**Extracted records**:
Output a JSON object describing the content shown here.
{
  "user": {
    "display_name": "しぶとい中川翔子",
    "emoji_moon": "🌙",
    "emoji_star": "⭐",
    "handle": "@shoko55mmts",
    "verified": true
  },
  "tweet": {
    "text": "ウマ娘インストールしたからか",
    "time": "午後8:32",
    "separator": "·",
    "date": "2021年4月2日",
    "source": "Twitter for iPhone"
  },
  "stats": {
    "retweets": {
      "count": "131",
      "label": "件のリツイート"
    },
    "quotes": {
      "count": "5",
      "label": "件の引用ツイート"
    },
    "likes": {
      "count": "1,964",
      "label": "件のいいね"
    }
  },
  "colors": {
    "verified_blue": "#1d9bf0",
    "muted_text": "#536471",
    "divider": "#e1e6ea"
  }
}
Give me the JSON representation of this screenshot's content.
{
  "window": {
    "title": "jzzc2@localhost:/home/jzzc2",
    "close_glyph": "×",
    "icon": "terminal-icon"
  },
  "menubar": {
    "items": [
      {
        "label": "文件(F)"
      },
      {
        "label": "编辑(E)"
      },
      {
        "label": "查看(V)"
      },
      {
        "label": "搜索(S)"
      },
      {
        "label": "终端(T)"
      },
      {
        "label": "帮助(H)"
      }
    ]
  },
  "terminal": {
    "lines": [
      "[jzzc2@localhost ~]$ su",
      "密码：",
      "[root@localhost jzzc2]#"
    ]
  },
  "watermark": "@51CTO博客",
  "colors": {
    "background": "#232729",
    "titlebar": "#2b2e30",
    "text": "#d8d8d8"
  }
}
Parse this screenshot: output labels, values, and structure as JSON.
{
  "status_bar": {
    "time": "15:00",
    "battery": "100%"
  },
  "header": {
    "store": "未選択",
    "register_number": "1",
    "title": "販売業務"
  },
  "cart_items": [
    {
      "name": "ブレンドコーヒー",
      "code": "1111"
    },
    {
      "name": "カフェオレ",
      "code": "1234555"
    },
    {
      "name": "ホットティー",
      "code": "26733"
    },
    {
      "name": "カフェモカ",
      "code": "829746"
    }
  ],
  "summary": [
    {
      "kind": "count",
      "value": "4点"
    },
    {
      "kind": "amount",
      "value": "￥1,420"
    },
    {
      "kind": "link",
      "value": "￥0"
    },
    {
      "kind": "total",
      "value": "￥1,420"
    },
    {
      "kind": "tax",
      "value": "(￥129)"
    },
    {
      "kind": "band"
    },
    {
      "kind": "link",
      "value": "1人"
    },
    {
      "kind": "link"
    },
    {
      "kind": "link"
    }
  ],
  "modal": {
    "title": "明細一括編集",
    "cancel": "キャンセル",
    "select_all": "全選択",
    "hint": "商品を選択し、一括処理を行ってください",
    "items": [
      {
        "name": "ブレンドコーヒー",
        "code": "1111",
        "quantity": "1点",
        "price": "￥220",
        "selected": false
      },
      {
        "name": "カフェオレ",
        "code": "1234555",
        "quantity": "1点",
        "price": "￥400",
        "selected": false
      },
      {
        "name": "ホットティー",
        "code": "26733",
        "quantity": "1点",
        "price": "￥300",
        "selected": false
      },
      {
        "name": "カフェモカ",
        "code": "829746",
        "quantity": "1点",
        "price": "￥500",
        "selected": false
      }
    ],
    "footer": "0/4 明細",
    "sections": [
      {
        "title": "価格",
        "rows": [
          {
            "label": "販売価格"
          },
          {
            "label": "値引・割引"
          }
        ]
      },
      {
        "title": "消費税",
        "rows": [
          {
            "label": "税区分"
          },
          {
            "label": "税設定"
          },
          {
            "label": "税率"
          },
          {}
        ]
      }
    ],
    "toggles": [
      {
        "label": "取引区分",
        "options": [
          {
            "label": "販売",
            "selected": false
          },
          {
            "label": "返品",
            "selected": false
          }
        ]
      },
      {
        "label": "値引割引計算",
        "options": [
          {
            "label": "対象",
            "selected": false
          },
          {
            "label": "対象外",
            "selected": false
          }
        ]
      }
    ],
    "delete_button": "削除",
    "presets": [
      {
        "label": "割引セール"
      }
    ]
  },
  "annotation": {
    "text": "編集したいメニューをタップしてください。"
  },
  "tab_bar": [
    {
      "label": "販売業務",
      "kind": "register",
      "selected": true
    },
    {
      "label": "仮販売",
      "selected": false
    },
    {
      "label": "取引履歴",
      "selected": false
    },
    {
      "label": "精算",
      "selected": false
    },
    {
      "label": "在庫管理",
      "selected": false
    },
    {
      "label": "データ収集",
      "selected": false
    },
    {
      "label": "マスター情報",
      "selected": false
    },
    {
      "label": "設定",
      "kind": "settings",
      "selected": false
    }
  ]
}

**DIRECTION**: Search the data for the word "screenshot" and copy each line where it appears.

**ANSWER**:
Give me the JSON representation of this screenshot's content.
Parse this screenshot: output labels, values, and structure as JSON.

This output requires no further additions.